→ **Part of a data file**
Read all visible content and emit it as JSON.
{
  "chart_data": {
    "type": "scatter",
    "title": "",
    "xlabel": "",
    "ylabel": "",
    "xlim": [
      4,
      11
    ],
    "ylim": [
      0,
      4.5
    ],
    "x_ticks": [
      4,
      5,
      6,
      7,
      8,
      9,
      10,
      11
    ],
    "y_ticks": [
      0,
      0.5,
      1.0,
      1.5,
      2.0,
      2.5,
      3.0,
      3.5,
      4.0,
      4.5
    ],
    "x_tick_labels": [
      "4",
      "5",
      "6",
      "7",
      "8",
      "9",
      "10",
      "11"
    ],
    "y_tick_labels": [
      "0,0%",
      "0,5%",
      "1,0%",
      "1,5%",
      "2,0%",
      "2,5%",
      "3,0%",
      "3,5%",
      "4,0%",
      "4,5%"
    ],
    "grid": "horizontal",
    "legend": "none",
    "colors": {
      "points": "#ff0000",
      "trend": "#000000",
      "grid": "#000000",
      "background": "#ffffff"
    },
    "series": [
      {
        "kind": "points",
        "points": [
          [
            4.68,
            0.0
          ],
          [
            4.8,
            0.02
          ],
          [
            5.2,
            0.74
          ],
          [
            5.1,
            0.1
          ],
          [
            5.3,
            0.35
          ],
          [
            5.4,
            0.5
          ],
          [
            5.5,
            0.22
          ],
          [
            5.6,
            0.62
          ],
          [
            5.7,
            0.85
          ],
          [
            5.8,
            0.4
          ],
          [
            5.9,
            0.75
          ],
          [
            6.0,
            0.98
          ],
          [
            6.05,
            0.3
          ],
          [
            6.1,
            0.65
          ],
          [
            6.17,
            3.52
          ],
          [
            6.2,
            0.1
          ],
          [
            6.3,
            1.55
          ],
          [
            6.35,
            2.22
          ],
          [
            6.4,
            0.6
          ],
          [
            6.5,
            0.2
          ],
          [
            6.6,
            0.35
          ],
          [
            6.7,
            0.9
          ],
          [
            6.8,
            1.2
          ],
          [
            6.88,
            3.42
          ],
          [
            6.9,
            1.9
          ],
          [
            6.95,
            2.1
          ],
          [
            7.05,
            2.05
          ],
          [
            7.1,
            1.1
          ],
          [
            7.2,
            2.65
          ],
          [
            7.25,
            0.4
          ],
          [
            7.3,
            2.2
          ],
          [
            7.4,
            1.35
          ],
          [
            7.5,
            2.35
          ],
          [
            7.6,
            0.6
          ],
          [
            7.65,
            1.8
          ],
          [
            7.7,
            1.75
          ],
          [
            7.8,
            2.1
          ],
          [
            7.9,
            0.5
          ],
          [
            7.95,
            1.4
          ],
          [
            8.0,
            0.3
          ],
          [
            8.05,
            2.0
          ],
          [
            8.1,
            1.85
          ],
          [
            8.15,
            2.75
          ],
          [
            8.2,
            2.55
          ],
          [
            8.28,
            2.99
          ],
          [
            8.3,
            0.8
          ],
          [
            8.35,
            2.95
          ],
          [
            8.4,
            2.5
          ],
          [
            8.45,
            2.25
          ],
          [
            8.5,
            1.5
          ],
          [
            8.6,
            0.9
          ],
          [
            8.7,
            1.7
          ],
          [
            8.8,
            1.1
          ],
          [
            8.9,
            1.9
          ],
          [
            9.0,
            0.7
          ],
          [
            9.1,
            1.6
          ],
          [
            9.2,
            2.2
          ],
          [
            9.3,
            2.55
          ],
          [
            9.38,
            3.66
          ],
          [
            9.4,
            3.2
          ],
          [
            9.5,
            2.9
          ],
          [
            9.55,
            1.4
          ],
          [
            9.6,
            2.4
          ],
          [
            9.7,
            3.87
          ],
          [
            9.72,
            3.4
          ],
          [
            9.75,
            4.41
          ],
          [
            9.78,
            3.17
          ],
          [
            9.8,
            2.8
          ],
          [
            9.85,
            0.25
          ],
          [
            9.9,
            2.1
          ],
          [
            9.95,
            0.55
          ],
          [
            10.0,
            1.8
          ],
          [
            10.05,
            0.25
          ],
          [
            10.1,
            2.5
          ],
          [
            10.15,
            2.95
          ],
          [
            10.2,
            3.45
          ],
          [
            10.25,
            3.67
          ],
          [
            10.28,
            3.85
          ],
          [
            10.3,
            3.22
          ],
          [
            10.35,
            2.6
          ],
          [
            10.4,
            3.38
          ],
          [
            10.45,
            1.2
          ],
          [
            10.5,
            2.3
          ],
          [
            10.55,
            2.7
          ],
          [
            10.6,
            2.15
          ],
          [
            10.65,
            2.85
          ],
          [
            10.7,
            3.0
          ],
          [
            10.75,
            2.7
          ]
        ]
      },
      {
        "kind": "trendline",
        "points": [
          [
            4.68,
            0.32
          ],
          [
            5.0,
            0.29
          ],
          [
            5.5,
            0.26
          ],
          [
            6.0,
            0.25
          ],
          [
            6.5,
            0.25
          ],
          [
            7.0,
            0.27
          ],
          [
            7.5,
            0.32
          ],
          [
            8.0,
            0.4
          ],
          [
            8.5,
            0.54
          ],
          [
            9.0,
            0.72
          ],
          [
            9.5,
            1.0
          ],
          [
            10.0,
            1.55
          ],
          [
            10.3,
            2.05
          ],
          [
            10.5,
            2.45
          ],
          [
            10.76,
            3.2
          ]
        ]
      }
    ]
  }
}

→ **EXERCISE DESCRIPTION**
Print all of the data exactly as it was given.

→ **FULL SOLUTION**
Read all visible content and emit it as JSON.
{
  "chart_data": {
    "type": "scatter",
    "title": "",
    "xlabel": "",
    "ylabel": "",
    "xlim": [
      4,
      11
    ],
    "ylim": [
      0,
      4.5
    ],
    "x_ticks": [
      4,
      5,
      6,
      7,
      8,
      9,
      10,
      11
    ],
    "y_ticks": [
      0,
      0.5,
      1.0,
      1.5,
      2.0,
      2.5,
      3.0,
      3.5,
      4.0,
      4.5
    ],
    "x_tick_labels": [
      "4",
      "5",
      "6",
      "7",
      "8",
      "9",
      "10",
      "11"
    ],
    "y_tick_labels": [
      "0,0%",
      "0,5%",
      "1,0%",
      "1,5%",
      "2,0%",
      "2,5%",
      "3,0%",
      "3,5%",
      "4,0%",
      "4,5%"
    ],
    "grid": "horizontal",
    "legend": "none",
    "colors": {
      "points": "#ff0000",
      "trend": "#000000",
      "grid": "#000000",
      "background": "#ffffff"
    },
    "series": [
      {
        "kind": "points",
        "points": [
          [
            4.68,
            0.0
          ],
          [
            4.8,
            0.02
          ],
          [
            5.2,
            0.74
          ],
          [
            5.1,
            0.1
          ],
          [
            5.3,
            0.35
          ],
          [
            5.4,
            0.5
          ],
          [
            5.5,
            0.22
          ],
          [
            5.6,
            0.62
          ],
          [
            5.7,
            0.85
          ],
          [
            5.8,
            0.4
          ],
          [
            5.9,
            0.75
          ],
          [
            6.0,
            0.98
          ],
          [
            6.05,
            0.3
          ],
          [
            6.1,
            0.65
          ],
          [
            6.17,
            3.52
          ],
          [
            6.2,
            0.1
          ],
          [
            6.3,
            1.55
          ],
          [
            6.35,
            2.22
          ],
          [
            6.4,
            0.6
          ],
          [
            6.5,
            0.2
          ],
          [
            6.6,
            0.35
          ],
          [
            6.7,
            0.9
          ],
          [
            6.8,
            1.2
          ],
          [
            6.88,
            3.42
          ],
          [
            6.9,
            1.9
          ],
          [
            6.95,
            2.1
          ],
          [
            7.05,
            2.05
          ],
          [
            7.1,
            1.1
          ],
          [
            7.2,
            2.65
          ],
          [
            7.25,
            0.4
          ],
          [
            7.3,
            2.2
          ],
          [
            7.4,
            1.35
          ],
          [
            7.5,
            2.35
          ],
          [
            7.6,
            0.6
          ],
          [
            7.65,
            1.8
          ],
          [
            7.7,
            1.75
          ],
          [
            7.8,
            2.1
          ],
          [
            7.9,
            0.5
          ],
          [
            7.95,
            1.4
          ],
          [
            8.0,
            0.3
          ],
          [
            8.05,
            2.0
          ],
          [
            8.1,
            1.85
          ],
          [
            8.15,
            2.75
          ],
          [
            8.2,
            2.55
          ],
          [
            8.28,
            2.99
          ],
          [
            8.3,
            0.8
          ],
          [
            8.35,
            2.95
          ],
          [
            8.4,
            2.5
          ],
          [
            8.45,
            2.25
          ],
          [
            8.5,
            1.5
          ],
          [
            8.6,
            0.9
          ],
          [
            8.7,
            1.7
          ],
          [
            8.8,
            1.1
          ],
          [
            8.9,
            1.9
          ],
          [
            9.0,
            0.7
          ],
          [
            9.1,
            1.6
          ],
          [
            9.2,
            2.2
          ],
          [
            9.3,
            2.55
          ],
          [
            9.38,
            3.66
          ],
          [
            9.4,
            3.2
          ],
          [
            9.5,
            2.9
          ],
          [
            9.55,
            1.4
          ],
          [
            9.6,
            2.4
          ],
          [
            9.7,
            3.87
          ],
          [
            9.72,
            3.4
          ],
          [
            9.75,
            4.41
          ],
          [
            9.78,
            3.17
          ],
          [
            9.8,
            2.8
          ],
          [
            9.85,
            0.25
          ],
          [
            9.9,
            2.1
          ],
          [
            9.95,
            0.55
          ],
          [
            10.0,
            1.8
          ],
          [
            10.05,
            0.25
          ],
          [
            10.1,
            2.5
          ],
          [
            10.15,
            2.95
          ],
          [
            10.2,
            3.45
          ],
          [
            10.25,
            3.67
          ],
          [
            10.28,
            3.85
          ],
          [
            10.3,
            3.22
          ],
          [
            10.35,
            2.6
          ],
          [
            10.4,
            3.38
          ],
          [
            10.45,
            1.2
          ],
          [
            10.5,
            2.3
          ],
          [
            10.55,
            2.7
          ],
          [
            10.6,
            2.15
          ],
          [
            10.65,
            2.85
          ],
          [
            10.7,
            3.0
          ],
          [
            10.75,
            2.7
          ]
        ]
      },
      {
        "kind": "trendline",
        "points": [
          [
            4.68,
            0.32
          ],
          [
            5.0,
            0.29
          ],
          [
            5.5,
            0.26
          ],
          [
            6.0,
            0.25
          ],
          [
            6.5,
            0.25
          ],
          [
            7.0,
            0.27
          ],
          [
            7.5,
            0.32
          ],
          [
            8.0,
            0.4
          ],
          [
            8.5,
            0.54
          ],
          [
            9.0,
            0.72
          ],
          [
            9.5,
            1.0
          ],
          [
            10.0,
            1.55
          ],
          [
            10.3,
            2.05
          ],
          [
            10.5,
            2.45
          ],
          [
            10.76,
            3.2
          ]
        ]
      }
    ]
  }
}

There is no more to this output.